Task brief: Look through the entries below and count the lines with the word "SYDNEY" in them; give only the number.

Records provided:
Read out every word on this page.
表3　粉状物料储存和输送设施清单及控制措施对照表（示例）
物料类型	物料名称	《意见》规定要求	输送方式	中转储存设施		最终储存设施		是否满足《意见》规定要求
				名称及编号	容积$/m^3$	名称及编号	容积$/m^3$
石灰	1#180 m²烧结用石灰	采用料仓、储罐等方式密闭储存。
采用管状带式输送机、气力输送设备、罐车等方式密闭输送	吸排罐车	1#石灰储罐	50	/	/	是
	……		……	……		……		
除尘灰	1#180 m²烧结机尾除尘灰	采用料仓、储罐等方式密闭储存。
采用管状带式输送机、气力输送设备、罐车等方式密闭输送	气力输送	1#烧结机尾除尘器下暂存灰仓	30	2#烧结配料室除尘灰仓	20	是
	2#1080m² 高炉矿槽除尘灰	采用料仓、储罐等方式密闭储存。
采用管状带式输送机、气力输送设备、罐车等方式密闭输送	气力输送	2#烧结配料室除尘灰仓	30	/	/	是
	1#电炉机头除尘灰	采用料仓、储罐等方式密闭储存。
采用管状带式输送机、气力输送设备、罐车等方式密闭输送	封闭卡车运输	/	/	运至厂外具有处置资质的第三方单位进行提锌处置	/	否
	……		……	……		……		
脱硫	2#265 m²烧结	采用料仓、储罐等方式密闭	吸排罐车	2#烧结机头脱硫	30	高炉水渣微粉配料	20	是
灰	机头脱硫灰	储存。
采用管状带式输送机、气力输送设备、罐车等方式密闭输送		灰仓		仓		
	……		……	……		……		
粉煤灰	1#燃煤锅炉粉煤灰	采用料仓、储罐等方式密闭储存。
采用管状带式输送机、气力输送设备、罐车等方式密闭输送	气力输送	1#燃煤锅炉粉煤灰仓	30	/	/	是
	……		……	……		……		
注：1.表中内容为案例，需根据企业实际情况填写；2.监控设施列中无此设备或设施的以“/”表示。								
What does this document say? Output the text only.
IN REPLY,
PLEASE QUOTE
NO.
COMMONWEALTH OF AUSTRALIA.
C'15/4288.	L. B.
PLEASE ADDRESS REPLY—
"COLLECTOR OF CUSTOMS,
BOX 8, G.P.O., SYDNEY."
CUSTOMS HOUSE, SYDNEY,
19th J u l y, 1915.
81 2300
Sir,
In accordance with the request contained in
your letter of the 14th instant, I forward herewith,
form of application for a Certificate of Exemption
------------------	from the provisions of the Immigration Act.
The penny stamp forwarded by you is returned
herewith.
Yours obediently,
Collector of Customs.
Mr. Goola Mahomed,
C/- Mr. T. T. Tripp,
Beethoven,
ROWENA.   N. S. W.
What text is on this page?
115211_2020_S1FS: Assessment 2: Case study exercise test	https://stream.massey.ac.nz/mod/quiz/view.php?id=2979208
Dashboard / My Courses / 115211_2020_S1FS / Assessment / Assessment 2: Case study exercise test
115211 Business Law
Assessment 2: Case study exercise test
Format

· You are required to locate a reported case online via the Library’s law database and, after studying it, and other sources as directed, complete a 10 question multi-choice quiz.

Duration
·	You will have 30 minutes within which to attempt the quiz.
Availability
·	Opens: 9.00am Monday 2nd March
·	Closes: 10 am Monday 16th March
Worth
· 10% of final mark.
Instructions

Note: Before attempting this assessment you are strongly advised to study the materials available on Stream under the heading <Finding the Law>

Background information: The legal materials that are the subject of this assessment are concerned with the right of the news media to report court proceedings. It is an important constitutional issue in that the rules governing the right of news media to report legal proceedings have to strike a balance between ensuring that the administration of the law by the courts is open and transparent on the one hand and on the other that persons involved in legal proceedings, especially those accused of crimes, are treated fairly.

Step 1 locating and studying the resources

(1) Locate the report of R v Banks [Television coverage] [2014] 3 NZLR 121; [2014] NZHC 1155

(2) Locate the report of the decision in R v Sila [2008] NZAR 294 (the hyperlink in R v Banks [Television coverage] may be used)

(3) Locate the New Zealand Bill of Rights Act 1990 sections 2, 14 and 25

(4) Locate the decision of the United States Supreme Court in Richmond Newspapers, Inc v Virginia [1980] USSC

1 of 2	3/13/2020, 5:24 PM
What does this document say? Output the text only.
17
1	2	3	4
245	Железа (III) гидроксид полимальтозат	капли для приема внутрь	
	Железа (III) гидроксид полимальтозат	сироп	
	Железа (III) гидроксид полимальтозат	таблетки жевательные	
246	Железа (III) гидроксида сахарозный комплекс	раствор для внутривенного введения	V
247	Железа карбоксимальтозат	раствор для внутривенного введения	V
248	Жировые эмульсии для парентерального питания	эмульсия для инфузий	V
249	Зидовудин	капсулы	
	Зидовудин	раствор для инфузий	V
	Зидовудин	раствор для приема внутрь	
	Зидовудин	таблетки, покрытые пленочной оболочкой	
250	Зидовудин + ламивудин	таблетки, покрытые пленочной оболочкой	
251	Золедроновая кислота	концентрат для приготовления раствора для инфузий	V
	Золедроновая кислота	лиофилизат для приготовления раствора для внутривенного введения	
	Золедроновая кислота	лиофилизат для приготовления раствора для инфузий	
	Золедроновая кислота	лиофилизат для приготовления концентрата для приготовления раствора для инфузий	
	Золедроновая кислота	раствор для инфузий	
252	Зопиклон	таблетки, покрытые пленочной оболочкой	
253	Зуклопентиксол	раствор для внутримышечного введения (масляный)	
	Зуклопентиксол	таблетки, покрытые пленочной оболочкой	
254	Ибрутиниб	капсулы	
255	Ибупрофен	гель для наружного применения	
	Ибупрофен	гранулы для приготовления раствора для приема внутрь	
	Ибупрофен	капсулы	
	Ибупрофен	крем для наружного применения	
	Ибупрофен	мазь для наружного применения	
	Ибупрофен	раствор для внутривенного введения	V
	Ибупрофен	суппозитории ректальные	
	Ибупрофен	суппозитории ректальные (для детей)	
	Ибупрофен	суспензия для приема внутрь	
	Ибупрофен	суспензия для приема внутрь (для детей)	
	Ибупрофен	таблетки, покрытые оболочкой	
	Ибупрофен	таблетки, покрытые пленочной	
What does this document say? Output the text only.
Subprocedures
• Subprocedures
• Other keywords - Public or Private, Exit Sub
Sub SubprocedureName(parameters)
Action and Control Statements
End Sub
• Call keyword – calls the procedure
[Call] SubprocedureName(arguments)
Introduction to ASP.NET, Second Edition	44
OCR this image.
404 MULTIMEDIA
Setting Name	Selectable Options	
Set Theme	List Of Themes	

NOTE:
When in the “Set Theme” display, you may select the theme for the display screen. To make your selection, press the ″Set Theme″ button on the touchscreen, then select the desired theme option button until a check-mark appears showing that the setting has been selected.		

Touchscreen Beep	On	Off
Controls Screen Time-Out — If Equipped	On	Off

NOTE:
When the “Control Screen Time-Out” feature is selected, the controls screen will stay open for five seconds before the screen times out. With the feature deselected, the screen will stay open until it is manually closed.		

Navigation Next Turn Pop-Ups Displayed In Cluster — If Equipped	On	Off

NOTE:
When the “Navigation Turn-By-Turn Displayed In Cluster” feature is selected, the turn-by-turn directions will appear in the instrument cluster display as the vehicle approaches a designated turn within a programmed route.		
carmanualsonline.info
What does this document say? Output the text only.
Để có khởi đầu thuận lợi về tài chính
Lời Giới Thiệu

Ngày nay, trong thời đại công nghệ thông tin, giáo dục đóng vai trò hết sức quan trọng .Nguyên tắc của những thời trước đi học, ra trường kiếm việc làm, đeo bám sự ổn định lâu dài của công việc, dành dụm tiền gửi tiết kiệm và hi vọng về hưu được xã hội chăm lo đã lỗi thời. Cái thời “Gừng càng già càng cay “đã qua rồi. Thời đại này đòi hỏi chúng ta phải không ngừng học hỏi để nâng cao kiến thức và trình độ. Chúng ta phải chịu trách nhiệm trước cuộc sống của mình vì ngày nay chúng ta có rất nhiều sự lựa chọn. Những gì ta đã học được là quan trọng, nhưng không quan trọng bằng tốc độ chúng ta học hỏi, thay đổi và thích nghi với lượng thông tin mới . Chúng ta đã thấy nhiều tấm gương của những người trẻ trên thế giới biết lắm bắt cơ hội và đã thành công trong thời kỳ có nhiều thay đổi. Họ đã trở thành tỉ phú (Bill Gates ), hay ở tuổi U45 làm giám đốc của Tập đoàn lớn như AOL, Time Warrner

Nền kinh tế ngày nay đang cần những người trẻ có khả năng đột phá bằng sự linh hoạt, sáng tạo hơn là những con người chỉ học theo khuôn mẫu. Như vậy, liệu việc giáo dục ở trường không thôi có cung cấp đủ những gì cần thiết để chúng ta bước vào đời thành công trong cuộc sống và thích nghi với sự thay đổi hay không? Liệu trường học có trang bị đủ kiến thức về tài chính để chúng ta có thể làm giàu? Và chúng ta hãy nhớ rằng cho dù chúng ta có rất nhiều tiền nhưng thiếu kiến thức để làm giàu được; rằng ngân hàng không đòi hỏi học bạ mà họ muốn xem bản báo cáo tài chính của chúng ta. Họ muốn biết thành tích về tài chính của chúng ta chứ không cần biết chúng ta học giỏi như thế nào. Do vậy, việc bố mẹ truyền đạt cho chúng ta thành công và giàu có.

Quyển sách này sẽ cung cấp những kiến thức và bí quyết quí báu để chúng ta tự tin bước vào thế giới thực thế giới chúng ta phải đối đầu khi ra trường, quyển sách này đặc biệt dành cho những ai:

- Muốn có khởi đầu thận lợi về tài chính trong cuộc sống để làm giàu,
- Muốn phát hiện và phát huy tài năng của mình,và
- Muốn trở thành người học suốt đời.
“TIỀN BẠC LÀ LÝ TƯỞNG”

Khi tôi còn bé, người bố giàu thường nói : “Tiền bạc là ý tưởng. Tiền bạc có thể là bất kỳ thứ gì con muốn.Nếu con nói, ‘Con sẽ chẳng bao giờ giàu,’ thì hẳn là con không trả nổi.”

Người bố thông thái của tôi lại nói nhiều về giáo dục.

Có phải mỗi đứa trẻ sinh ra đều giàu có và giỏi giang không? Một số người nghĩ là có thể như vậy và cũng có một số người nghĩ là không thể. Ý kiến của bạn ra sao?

Response: 2